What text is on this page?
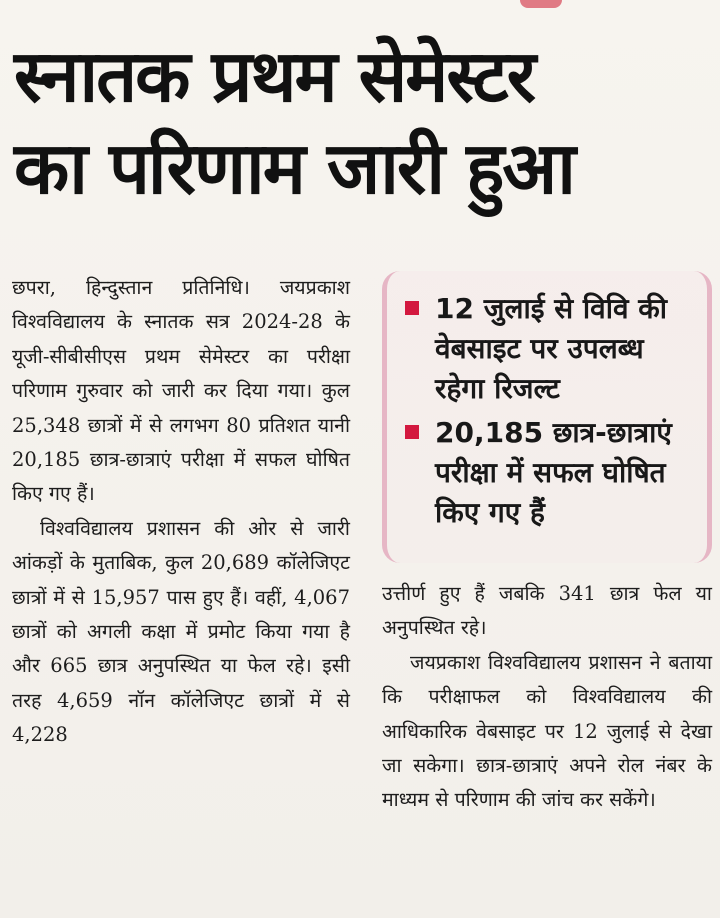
स्नातक प्रथम सेमेस्टर
का परिणाम जारी हुआ

छपरा, हिन्दुस्तान प्रतिनिधि। जयप्रकाश विश्वविद्यालय के स्नातक सत्र 2024-28 के यूजी-सीबीसीएस प्रथम सेमेस्टर का परीक्षा परिणाम गुरुवार को जारी कर दिया गया। कुल 25,348 छात्रों में से लगभग 80 प्रतिशत यानी 20,185 छात्र-छात्राएं परीक्षा में सफल घोषित किए गए हैं।

विश्वविद्यालय प्रशासन की ओर से जारी आंकड़ों के मुताबिक, कुल 20,689 कॉलेजिएट छात्रों में से 15,957 पास हुए हैं। वहीं, 4,067 छात्रों को अगली कक्षा में प्रमोट किया गया है और 665 छात्र अनुपस्थित या फेल रहे। इसी तरह 4,659 नॉन कॉलेजिएट छात्रों में से 4,228

12 जुलाई से विवि की वेबसाइट पर उपलब्ध रहेगा रिजल्ट
20,185 छात्र-छात्राएं परीक्षा में सफल घोषित किए गए हैं

उत्तीर्ण हुए हैं जबकि 341 छात्र फेल या अनुपस्थित रहे।

जयप्रकाश विश्वविद्यालय प्रशासन ने बताया कि परीक्षाफल को विश्वविद्यालय की आधिकारिक वेबसाइट पर 12 जुलाई से देखा जा सकेगा। छात्र-छात्राएं अपने रोल नंबर के माध्यम से परिणाम की जांच कर सकेंगे।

-=-=-=-=-

> TASK DIRECTIONS
Every entry must be reproduced exactly, with the images left out.

> EXPECTED ANSWER
What text is on this page?
स्नातक प्रथम सेमेस्टर
का परिणाम जारी हुआ

छपरा, हिन्दुस्तान प्रतिनिधि। जयप्रकाश विश्वविद्यालय के स्नातक सत्र 2024-28 के यूजी-सीबीसीएस प्रथम सेमेस्टर का परीक्षा परिणाम गुरुवार को जारी कर दिया गया। कुल 25,348 छात्रों में से लगभग 80 प्रतिशत यानी 20,185 छात्र-छात्राएं परीक्षा में सफल घोषित किए गए हैं।

विश्वविद्यालय प्रशासन की ओर से जारी आंकड़ों के मुताबिक, कुल 20,689 कॉलेजिएट छात्रों में से 15,957 पास हुए हैं। वहीं, 4,067 छात्रों को अगली कक्षा में प्रमोट किया गया है और 665 छात्र अनुपस्थित या फेल रहे। इसी तरह 4,659 नॉन कॉलेजिएट छात्रों में से 4,228

12 जुलाई से विवि की वेबसाइट पर उपलब्ध रहेगा रिजल्ट
20,185 छात्र-छात्राएं परीक्षा में सफल घोषित किए गए हैं

उत्तीर्ण हुए हैं जबकि 341 छात्र फेल या अनुपस्थित रहे।

जयप्रकाश विश्वविद्यालय प्रशासन ने बताया कि परीक्षाफल को विश्वविद्यालय की आधिकारिक वेबसाइट पर 12 जुलाई से देखा जा सकेगा। छात्र-छात्राएं अपने रोल नंबर के माध्यम से परिणाम की जांच कर सकेंगे।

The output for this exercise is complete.